::: Listing :::

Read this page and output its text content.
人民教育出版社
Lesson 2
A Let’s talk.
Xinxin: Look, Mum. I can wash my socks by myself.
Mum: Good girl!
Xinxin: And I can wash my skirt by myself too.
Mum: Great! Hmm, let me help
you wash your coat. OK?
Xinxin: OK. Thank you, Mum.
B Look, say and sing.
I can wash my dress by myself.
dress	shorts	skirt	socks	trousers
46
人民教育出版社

:::

Show the data once more, exactly as it was written.

Read this page and output its text content.
人民教育出版社
Lesson 2
A Let’s talk.
Xinxin: Look, Mum. I can wash my socks by myself.
Mum: Good girl!
Xinxin: And I can wash my skirt by myself too.
Mum: Great! Hmm, let me help
you wash your coat. OK?
Xinxin: OK. Thank you, Mum.
B Look, say and sing.
I can wash my dress by myself.
dress	shorts	skirt	socks	trousers
46
人民教育出版社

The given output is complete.